§ **RECORD SET**:

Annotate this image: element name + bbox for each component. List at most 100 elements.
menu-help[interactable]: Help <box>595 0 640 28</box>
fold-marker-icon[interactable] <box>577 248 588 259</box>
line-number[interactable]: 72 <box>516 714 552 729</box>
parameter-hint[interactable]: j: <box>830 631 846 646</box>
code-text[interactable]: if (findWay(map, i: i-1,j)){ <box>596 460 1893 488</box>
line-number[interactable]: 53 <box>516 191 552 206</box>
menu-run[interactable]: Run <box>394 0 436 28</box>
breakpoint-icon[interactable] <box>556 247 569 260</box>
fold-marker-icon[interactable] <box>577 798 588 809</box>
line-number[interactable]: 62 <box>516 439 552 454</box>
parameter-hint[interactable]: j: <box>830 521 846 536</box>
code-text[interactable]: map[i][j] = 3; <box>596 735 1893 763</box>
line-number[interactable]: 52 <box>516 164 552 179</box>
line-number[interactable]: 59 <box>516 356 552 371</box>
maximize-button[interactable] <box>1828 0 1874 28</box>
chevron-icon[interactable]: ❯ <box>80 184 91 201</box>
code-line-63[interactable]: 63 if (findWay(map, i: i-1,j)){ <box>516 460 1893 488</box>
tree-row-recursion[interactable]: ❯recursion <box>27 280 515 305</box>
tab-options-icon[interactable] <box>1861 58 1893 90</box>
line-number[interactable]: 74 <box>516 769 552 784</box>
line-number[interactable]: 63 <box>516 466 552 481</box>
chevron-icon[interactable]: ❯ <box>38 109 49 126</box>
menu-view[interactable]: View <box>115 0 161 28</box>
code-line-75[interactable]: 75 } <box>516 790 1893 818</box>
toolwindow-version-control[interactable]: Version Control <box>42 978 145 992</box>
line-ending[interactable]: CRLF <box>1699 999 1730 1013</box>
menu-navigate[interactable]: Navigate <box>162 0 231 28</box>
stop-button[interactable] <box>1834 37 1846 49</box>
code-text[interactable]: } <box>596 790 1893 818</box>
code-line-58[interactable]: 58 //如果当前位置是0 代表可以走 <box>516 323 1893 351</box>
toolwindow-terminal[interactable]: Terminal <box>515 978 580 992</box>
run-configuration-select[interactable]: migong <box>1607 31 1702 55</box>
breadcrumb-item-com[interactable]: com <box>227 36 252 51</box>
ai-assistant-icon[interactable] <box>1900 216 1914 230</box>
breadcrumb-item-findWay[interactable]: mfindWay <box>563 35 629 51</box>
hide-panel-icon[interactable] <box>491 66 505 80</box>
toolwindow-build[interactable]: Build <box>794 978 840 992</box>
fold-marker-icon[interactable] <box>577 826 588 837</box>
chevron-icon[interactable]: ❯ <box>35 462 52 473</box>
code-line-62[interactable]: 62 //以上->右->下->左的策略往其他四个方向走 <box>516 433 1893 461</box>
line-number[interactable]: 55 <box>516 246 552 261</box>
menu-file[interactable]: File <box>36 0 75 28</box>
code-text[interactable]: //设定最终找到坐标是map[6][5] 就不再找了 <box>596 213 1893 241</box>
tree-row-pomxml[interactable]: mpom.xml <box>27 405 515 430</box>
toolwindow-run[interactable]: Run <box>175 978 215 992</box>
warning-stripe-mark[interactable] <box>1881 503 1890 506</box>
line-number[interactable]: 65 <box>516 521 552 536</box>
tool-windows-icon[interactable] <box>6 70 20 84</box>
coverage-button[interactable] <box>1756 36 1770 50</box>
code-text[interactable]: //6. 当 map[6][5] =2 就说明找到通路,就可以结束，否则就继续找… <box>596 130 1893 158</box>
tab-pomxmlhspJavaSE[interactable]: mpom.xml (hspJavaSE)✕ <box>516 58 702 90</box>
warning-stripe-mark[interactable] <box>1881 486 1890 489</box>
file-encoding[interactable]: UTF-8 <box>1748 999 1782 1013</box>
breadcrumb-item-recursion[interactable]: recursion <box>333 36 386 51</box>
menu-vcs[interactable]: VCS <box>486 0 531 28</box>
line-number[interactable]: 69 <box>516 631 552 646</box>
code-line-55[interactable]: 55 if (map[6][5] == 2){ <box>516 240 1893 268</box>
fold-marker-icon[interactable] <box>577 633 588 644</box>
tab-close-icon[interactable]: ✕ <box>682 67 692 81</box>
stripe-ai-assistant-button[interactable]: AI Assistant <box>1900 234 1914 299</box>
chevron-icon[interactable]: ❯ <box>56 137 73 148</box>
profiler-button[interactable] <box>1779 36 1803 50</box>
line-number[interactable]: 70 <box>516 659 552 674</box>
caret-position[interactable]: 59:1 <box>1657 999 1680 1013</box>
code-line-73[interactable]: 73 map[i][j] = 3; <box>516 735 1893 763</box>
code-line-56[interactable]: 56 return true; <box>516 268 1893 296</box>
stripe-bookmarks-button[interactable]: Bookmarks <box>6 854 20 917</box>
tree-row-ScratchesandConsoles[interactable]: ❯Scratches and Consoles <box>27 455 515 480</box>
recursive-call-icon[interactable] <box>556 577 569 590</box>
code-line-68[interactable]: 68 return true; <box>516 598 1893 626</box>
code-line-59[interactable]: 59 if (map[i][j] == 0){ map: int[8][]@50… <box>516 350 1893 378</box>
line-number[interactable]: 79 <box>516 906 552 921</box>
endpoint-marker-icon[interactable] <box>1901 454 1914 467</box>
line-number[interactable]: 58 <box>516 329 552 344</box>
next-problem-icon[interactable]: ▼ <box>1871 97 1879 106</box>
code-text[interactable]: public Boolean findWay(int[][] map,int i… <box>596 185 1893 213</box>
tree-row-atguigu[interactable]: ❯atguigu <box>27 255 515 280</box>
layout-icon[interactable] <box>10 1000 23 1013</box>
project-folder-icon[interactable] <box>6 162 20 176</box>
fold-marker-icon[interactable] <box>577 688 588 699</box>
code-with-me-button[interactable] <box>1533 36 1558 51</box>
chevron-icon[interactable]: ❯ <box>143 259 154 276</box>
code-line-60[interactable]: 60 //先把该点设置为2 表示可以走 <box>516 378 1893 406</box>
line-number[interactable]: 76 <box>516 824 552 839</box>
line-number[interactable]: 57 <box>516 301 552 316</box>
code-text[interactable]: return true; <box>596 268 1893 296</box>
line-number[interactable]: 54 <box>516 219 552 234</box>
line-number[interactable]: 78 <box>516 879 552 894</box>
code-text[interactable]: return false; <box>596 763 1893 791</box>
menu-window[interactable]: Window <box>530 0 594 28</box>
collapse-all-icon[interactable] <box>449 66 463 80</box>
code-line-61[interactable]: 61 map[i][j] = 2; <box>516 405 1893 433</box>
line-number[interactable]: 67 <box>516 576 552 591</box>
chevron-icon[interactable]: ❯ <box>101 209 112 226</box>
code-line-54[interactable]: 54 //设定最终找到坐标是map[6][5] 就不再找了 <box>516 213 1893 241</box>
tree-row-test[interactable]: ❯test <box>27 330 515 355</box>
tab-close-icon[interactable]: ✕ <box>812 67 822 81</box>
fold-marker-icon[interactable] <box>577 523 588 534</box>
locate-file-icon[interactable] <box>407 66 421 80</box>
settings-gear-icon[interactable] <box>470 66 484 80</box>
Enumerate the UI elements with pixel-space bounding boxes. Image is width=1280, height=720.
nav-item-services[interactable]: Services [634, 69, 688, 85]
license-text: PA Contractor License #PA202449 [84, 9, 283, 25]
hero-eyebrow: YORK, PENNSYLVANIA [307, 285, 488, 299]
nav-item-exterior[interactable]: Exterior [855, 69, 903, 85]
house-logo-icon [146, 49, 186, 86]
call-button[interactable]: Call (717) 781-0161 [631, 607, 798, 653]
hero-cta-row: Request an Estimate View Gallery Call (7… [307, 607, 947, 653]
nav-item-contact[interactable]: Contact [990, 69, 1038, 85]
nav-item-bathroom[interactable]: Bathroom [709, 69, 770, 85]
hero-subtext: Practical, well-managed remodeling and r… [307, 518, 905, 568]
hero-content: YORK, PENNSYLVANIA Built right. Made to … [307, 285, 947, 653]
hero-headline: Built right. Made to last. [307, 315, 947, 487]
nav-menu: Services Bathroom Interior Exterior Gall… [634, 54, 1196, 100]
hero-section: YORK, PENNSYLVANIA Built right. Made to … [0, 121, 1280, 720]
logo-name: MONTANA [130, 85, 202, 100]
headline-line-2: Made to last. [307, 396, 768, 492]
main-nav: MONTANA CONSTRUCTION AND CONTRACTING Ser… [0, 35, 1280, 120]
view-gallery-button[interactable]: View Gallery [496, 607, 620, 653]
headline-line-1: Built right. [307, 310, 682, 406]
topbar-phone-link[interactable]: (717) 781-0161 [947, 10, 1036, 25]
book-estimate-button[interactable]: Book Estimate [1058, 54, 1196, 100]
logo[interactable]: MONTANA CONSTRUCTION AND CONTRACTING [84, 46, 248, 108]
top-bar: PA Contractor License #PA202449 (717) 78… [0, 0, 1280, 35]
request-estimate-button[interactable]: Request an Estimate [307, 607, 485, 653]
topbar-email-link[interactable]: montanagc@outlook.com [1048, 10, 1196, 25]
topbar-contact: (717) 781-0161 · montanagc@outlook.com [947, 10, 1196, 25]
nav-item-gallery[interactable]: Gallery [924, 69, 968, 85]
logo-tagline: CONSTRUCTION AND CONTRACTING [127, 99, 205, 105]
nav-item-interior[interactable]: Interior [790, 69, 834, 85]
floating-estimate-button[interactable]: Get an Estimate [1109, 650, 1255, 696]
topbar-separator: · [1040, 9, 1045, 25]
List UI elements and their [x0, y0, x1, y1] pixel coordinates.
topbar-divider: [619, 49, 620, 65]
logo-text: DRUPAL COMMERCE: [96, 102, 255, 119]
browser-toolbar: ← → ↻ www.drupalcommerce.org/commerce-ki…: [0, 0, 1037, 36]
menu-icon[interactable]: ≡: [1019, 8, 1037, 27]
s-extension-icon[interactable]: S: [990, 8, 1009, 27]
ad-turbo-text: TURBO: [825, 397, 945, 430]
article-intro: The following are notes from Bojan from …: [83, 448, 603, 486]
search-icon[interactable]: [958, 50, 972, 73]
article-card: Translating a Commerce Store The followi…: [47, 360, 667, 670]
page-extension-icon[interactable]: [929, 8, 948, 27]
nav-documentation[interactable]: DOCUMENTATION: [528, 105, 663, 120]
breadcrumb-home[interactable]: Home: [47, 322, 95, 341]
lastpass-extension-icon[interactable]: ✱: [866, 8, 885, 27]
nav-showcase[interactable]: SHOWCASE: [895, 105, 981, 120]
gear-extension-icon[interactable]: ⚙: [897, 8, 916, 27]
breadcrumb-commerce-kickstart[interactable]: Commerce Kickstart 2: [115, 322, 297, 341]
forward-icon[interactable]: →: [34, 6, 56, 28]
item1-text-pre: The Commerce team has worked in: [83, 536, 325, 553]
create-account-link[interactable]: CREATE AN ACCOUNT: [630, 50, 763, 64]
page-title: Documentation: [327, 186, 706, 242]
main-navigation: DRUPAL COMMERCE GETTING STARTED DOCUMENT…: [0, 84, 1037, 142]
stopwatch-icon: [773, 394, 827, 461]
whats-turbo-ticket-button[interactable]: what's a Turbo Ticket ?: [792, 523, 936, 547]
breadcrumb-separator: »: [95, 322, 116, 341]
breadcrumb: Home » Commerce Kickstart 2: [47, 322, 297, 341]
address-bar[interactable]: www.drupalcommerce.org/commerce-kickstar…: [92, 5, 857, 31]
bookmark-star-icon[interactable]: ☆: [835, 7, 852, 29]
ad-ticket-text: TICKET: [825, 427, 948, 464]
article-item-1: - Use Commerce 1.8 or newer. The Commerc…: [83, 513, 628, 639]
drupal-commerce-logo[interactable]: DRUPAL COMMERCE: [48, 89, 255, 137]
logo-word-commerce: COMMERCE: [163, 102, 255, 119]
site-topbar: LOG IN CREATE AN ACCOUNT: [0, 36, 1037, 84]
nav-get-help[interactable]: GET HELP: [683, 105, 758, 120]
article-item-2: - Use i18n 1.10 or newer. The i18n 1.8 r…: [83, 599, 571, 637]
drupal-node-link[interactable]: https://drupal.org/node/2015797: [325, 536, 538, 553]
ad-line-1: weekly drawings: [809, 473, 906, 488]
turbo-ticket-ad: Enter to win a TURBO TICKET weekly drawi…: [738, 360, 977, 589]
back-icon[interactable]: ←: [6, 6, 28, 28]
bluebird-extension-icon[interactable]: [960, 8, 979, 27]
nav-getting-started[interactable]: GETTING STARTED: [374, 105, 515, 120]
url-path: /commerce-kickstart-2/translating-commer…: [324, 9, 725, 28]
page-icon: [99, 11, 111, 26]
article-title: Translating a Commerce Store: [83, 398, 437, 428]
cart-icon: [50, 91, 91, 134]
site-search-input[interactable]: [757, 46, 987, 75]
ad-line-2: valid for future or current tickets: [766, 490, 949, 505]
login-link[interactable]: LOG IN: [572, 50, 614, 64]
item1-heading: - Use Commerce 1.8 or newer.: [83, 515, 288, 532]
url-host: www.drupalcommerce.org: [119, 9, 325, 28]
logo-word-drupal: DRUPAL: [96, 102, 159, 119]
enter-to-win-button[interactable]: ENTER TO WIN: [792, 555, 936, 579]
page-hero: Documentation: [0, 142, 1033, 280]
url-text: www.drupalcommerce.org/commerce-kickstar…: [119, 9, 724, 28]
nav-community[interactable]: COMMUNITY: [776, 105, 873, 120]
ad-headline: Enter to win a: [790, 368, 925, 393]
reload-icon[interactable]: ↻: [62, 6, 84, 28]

§ **SET TASK**:
Reproduce the records verbatim, starting at their first line and ending at the line that contains "menu-run[interactable]: Run <box>394".

§ **CORRECT RESPONSE**:
Annotate this image: element name + bbox for each component. List at most 100 elements.
menu-help[interactable]: Help <box>595 0 640 28</box>
fold-marker-icon[interactable] <box>577 248 588 259</box>
line-number[interactable]: 72 <box>516 714 552 729</box>
parameter-hint[interactable]: j: <box>830 631 846 646</box>
code-text[interactable]: if (findWay(map, i: i-1,j)){ <box>596 460 1893 488</box>
line-number[interactable]: 53 <box>516 191 552 206</box>
menu-run[interactable]: Run <box>394 0 436 28</box>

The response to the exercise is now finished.